## What the exercise asks
Pull each line holding "Moment" out of the entries below.

## Information shown

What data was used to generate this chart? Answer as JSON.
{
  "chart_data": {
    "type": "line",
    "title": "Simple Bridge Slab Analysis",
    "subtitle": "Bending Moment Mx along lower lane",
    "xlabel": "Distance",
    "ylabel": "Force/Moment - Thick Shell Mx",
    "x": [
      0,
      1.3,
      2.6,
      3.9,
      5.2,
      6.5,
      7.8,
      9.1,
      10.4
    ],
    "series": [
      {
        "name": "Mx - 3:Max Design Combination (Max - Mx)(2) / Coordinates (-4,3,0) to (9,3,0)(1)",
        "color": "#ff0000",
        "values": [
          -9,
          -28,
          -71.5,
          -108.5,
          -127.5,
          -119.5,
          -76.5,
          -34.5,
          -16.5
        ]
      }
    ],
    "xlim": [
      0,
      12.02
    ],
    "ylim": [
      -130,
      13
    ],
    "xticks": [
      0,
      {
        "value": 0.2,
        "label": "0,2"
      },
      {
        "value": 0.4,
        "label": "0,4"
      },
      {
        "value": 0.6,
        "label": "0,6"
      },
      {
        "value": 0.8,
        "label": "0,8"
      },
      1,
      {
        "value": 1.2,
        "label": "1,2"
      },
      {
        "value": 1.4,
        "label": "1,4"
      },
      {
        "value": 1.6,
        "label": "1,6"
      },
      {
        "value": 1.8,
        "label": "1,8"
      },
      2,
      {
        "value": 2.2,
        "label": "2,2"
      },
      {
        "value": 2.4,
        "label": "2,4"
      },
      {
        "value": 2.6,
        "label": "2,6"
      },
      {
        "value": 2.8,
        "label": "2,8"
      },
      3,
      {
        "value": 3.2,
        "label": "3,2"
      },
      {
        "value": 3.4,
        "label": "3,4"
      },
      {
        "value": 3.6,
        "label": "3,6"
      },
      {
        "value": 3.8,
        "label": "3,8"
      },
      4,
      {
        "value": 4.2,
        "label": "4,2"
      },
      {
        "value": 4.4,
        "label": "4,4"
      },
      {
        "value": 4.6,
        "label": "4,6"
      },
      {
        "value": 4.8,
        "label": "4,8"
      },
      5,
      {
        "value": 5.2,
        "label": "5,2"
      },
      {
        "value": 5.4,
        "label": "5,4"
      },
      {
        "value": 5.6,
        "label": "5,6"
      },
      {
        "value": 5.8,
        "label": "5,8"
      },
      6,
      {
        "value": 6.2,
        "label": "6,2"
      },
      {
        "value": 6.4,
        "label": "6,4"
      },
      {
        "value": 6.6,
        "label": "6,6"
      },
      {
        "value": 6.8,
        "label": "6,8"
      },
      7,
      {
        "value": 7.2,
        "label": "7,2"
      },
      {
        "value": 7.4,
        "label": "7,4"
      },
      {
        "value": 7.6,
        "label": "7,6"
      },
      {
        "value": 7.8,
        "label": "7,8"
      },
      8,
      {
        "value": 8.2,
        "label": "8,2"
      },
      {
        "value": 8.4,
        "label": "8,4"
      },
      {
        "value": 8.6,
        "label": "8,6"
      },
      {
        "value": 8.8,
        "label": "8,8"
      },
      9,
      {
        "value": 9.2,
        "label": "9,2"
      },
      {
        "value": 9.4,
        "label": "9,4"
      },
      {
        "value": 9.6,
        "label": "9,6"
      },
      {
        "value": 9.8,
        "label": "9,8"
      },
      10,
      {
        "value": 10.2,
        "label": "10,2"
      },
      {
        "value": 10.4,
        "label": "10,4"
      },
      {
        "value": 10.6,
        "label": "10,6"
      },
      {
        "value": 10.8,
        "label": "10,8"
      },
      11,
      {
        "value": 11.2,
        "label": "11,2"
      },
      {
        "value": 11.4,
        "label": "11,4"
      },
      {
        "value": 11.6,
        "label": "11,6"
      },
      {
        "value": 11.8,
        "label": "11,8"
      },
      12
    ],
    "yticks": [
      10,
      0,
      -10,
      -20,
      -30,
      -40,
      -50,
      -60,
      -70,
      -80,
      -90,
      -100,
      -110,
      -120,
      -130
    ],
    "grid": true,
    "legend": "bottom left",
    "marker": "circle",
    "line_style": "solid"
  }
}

## Answer below
    "subtitle": "Bending Moment Mx along lower lane",
    "ylabel": "Force/Moment - Thick Shell Mx",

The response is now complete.